**TO BE DONE:** List each line of the data that holds the word "مورخ".

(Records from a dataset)
· · · · · · ·
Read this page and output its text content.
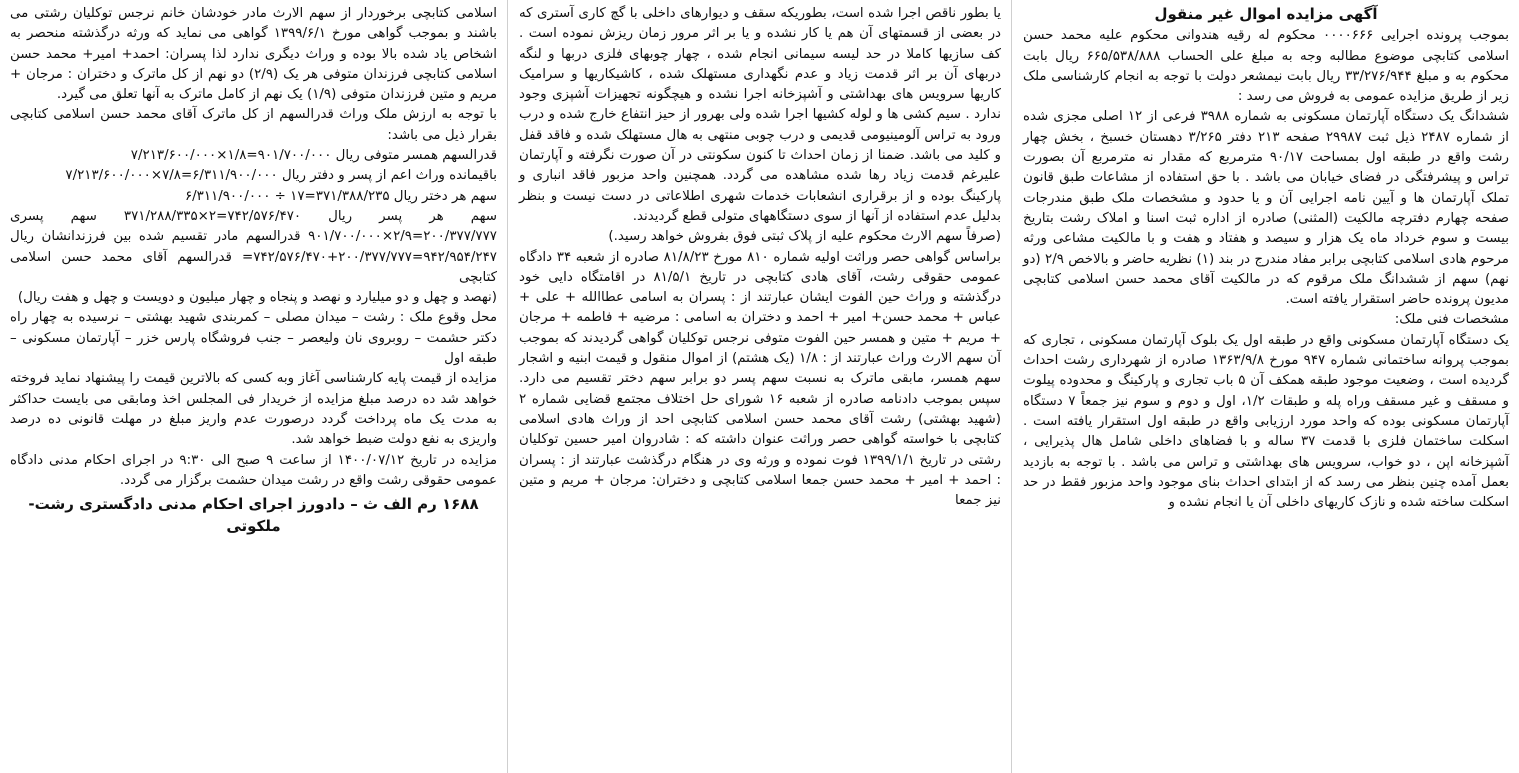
آگهی مزایده اموال غیر منقول

بموجب پرونده اجرایی ۰۰۰۰۶۶۶ محکوم له رقیه هندوانی محکوم علیه محمد حسن اسلامی کتابچی موضوع مطالبه وجه به مبلغ علی الحساب ۶۶۵/۵۳۸/۸۸۸ ریال بابت محکوم به و مبلغ ۳۳/۲۷۶/۹۴۴ ریال بابت نیمشعر دولت با توجه به انجام کارشناسی ملک زیر از طریق مزایده عمومی به فروش می رسد :

ششدانگ یک دستگاه آپارتمان مسکونی به شماره ۳۹۸۸ فرعی از ۱۲ اصلی مجزی شده از شماره ۲۴۸۷ ذیل ثبت ۲۹۹۸۷ صفحه ۲۱۳ دفتر ۳/۲۶۵ دهستان خسبخ ، بخش چهار رشت واقع در طبقه اول بمساحت ۹۰/۱۷ مترمربع که مقدار نه مترمربع آن بصورت تراس و پیشرفتگی در فضای خیابان می باشد . با حق استفاده از مشاعات طبق قانون تملک آپارتمان ها و آیین نامه اجرایی آن و یا حدود و مشخصات ملک طبق مندرجات صفحه چهارم دفترچه مالکیت (المثنی) صادره از اداره ثبت اسنا و املاک رشت بتاریخ بیست و سوم خرداد ماه یک هزار و سیصد و هفتاد و هفت و با مالکیت مشاعی ورثه مرحوم هادی اسلامی کتابچی برابر مفاد مندرج در بند (۱) نظریه حاضر و بالاخص ۲/۹ (دو نهم) سهم از ششدانگ ملک مرقوم که در مالکیت آقای محمد حسن اسلامی کتابچی مدیون پرونده حاضر استقرار یافته است.

مشخصات فنی ملک:

یک دستگاه آپارتمان مسکونی واقع در طبقه اول یک بلوک آپارتمان مسکونی ، تجاری که بموجب پروانه ساختمانی شماره ۹۴۷ مورخ ۱۳۶۳/۹/۸ صادره از شهرداری رشت احداث گردیده است ، وضعیت موجود طبقه همکف آن ۵ باب تجاری و پارکینگ و محدوده پیلوت و مسقف و غیر مسقف وراه پله و طبقات ۱/۲، اول و دوم و سوم نیز جمعاً ۷ دستگاه آپارتمان مسکونی بوده که واحد مورد ارزیابی واقع در طبقه اول استقرار یافته است . اسکلت ساختمان فلزی با قدمت ۳۷ ساله و با فضاهای داخلی شامل هال پذیرایی ، آشپزخانه اپن ، دو خواب، سرویس های بهداشتی و تراس می باشد . با توجه به بازدید بعمل آمده چنین بنظر می رسد که از ابتدای احداث بنای موجود واحد مزبور فقط در حد اسکلت ساخته شده و نازک کاریهای داخلی آن یا انجام نشده و

یا بطور ناقص اجرا شده است، بطوریکه سقف و دیوارهای داخلی با گچ کاری آستری که در بعضی از قسمتهای آن هم یا کار نشده و یا بر اثر مرور زمان ریزش نموده است . کف سازیها کاملا در حد لیسه سیمانی انجام شده ، چهار چوبهای فلزی دربها و لنگه دربهای آن بر اثر قدمت زیاد و عدم نگهداری مستهلک شده ، کاشیکاریها و سرامیک کاریها سرویس های بهداشتی و آشپزخانه اجرا نشده و هیچگونه تجهیزات آشپزی وجود ندارد . سیم کشی ها و لوله کشیها اجرا شده ولی بهرور از حیز انتفاع خارج شده و درب ورود به تراس آلومینیومی قدیمی و درب چوبی منتهی به هال مستهلک شده و فاقد قفل و کلید می باشد. ضمنا از زمان احداث تا کنون سکونتی در آن صورت نگرفته و آپارتمان علیرغم قدمت زیاد رها شده مشاهده می گردد. همچنین واحد مزبور فاقد انباری و پارکینگ بوده و از برقراری انشعابات خدمات شهری اطلاعاتی در دست نیست و بنظر بدلیل عدم استفاده از آنها از سوی دستگاههای متولی قطع گردیدند.

(صرفاً سهم الارث محکوم علیه از پلاک ثبتی فوق بفروش خواهد رسید.)

براساس گواهی حصر وراثت اولیه شماره ۸۱۰ مورخ ۸۱/۸/۲۳ صادره از شعبه ۳۴ دادگاه عمومی حقوقی رشت، آقای هادی کتابچی در تاریخ ۸۱/۵/۱ در اقامتگاه دایی خود درگذشته و وراث حین الفوت ایشان عبارتند از : پسران به اسامی عطاالله + علی + عباس + محمد حسن+ امیر + احمد و دختران به اسامی : مرضیه + فاطمه + مرجان + مریم + متین و همسر حین الفوت متوفی نرجس توکلیان گواهی گردیدند که بموجب آن سهم الارث وراث عبارتند از : ۱/۸ (یک هشتم) از اموال منقول و قیمت ابنیه و اشجار سهم همسر، مابقی ماترک به نسبت سهم پسر دو برابر سهم دختر تقسیم می دارد. سپس بموجب دادنامه صادره از شعبه ۱۶ شورای حل اختلاف مجتمع قضایی شماره ۲ (شهید بهشتی) رشت آقای محمد حسن اسلامی کتابچی احد از وراث هادی اسلامی کتابچی با خواسته گواهی حصر وراثت عنوان داشته که : شادروان امیر حسین توکلیان رشتی در تاریخ ۱۳۹۹/۱/۱ فوت نموده و ورثه وی در هنگام درگذشت عبارتند از : پسران : احمد + امیر + محمد حسن جمعا اسلامی کتابچی و دختران: مرجان + مریم و متین نیز جمعا

اسلامی کتابچی برخوردار از سهم الارث مادر خودشان خانم نرجس توکلیان رشتی می باشند و بموجب گواهی مورخ ۱۳۹۹/۶/۱ گواهی می نماید که ورثه درگذشته منحصر به اشخاص یاد شده بالا بوده و وراث دیگری ندارد لذا پسران: احمد+ امیر+ محمد حسن اسلامی کتابچی فرزندان متوفی هر یک (۲/۹) دو نهم از کل ماترک و دختران : مرجان + مریم و متین فرزندان متوفی (۱/۹) یک نهم از کامل ماترک به آنها تعلق می گیرد.

با توجه به ارزش ملک وراث قدرالسهم از کل ماترک آقای محمد حسن اسلامی کتابچی بقرار ذیل می باشد:

قدرالسهم همسر متوفی ریال ۹۰۱/۷۰۰/۰۰۰=۱/۸×۷/۲۱۳/۶۰۰/۰۰۰

باقیمانده وراث اعم از پسر و دفتر ریال ۶/۳۱۱/۹۰۰/۰۰۰=۷/۸×۷/۲۱۳/۶۰۰/۰۰۰

سهم هر دختر ریال ۳۷۱/۳۸۸/۲۳۵=۱۷ ÷ ۶/۳۱۱/۹۰۰/۰۰۰

سهم هر پسر ریال ۷۴۲/۵۷۶/۴۷۰=۲×۳۷۱/۲۸۸/۳۳۵ سهم پسری ۲۰۰/۳۷۷/۷۷۷=۲/۹×۹۰۱/۷۰۰/۰۰۰ قدرالسهم مادر تقسیم شده بین فرزندانشان ریال ۹۴۲/۹۵۴/۲۴۷=۲۰۰/۳۷۷/۷۷۷+۷۴۲/۵۷۶/۴۷۰= قدرالسهم آقای محمد حسن اسلامی کتابچی

(نهصد و چهل و دو میلیارد و نهصد و پنجاه و چهار میلیون و دویست و چهل و هفت ریال)

محل وقوع ملک : رشت – میدان مصلی – کمربندی شهید بهشتی – نرسیده به چهار راه دکتر حشمت – روبروی نان ولیعصر – جنب فروشگاه پارس خزر – آپارتمان مسکونی – طبقه اول

مزایده از قیمت پایه کارشناسی آغاز وبه کسی که بالاترین قیمت را پیشنهاد نماید فروخته خواهد شد ده درصد مبلغ مزایده از خریدار فی المجلس اخذ ومابقی می بایست حداکثر به مدت یک ماه پرداخت گردد درصورت عدم واریز مبلغ در مهلت قانونی ده درصد واریزی به نفع دولت ضبط خواهد شد.

مزایده در تاریخ ۱۴۰۰/۰۷/۱۲ از ساعت ۹ صبح الی ۹:۳۰ در اجرای احکام مدنی دادگاه عمومی حقوقی رشت واقع در رشت میدان حشمت برگزار می گردد.

۱۶۸۸ رم الف ث – دادورز اجرای احکام مدنی دادگستری رشت- ملکوتی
· · · · · · ·
**WRITTEN REPLY:**
یک دستگاه آپارتمان مسکونی واقع در طبقه اول یک بلوک آپارتمان مسکونی ، تجاری که بموجب پروانه ساختمانی شماره ۹۴۷ مورخ ۱۳۶۳/۹/۸ صادره از شهرداری رشت احداث گردیده است ، وضعیت موجود طبقه همکف آن ۵ باب تجاری و پارکینگ و محدوده پیلوت و مسقف و غیر مسقف وراه پله و طبقات ۱/۲، اول و دوم و سوم نیز جمعاً ۷ دستگاه آپارتمان مسکونی بوده که واحد مورد ارزیابی واقع در طبقه اول استقرار یافته است . اسکلت ساختمان فلزی با قدمت ۳۷ ساله و با فضاهای داخلی شامل هال پذیرایی ، آشپزخانه اپن ، دو خواب، سرویس های بهداشتی و تراس می باشد . با توجه به بازدید بعمل آمده چنین بنظر می رسد که از ابتدای احداث بنای موجود واحد مزبور فقط در حد اسکلت ساخته شده و نازک کاریهای داخلی آن یا انجام نشده و
براساس گواهی حصر وراثت اولیه شماره ۸۱۰ مورخ ۸۱/۸/۲۳ صادره از شعبه ۳۴ دادگاه عمومی حقوقی رشت، آقای هادی کتابچی در تاریخ ۸۱/۵/۱ در اقامتگاه دایی خود درگذشته و وراث حین الفوت ایشان عبارتند از : پسران به اسامی عطاالله + علی + عباس + محمد حسن+ امیر + احمد و دختران به اسامی : مرضیه + فاطمه + مرجان + مریم + متین و همسر حین الفوت متوفی نرجس توکلیان گواهی گردیدند که بموجب آن سهم الارث وراث عبارتند از : ۱/۸ (یک هشتم) از اموال منقول و قیمت ابنیه و اشجار سهم همسر، مابقی ماترک به نسبت سهم پسر دو برابر سهم دختر تقسیم می دارد. سپس بموجب دادنامه صادره از شعبه ۱۶ شورای حل اختلاف مجتمع قضایی شماره ۲ (شهید بهشتی) رشت آقای محمد حسن اسلامی کتابچی احد از وراث هادی اسلامی کتابچی با خواسته گواهی حصر وراثت عنوان داشته که : شادروان امیر حسین توکلیان رشتی در تاریخ ۱۳۹۹/۱/۱ فوت نموده و ورثه وی در هنگام درگذشت عبارتند از : پسران : احمد + امیر + محمد حسن جمعا اسلامی کتابچی و دختران: مرجان + مریم و متین نیز جمعا
اسلامی کتابچی برخوردار از سهم الارث مادر خودشان خانم نرجس توکلیان رشتی می باشند و بموجب گواهی مورخ ۱۳۹۹/۶/۱ گواهی می نماید که ورثه درگذشته منحصر به اشخاص یاد شده بالا بوده و وراث دیگری ندارد لذا پسران: احمد+ امیر+ محمد حسن اسلامی کتابچی فرزندان متوفی هر یک (۲/۹) دو نهم از کل ماترک و دختران : مرجان + مریم و متین فرزندان متوفی (۱/۹) یک نهم از کامل ماترک به آنها تعلق می گیرد.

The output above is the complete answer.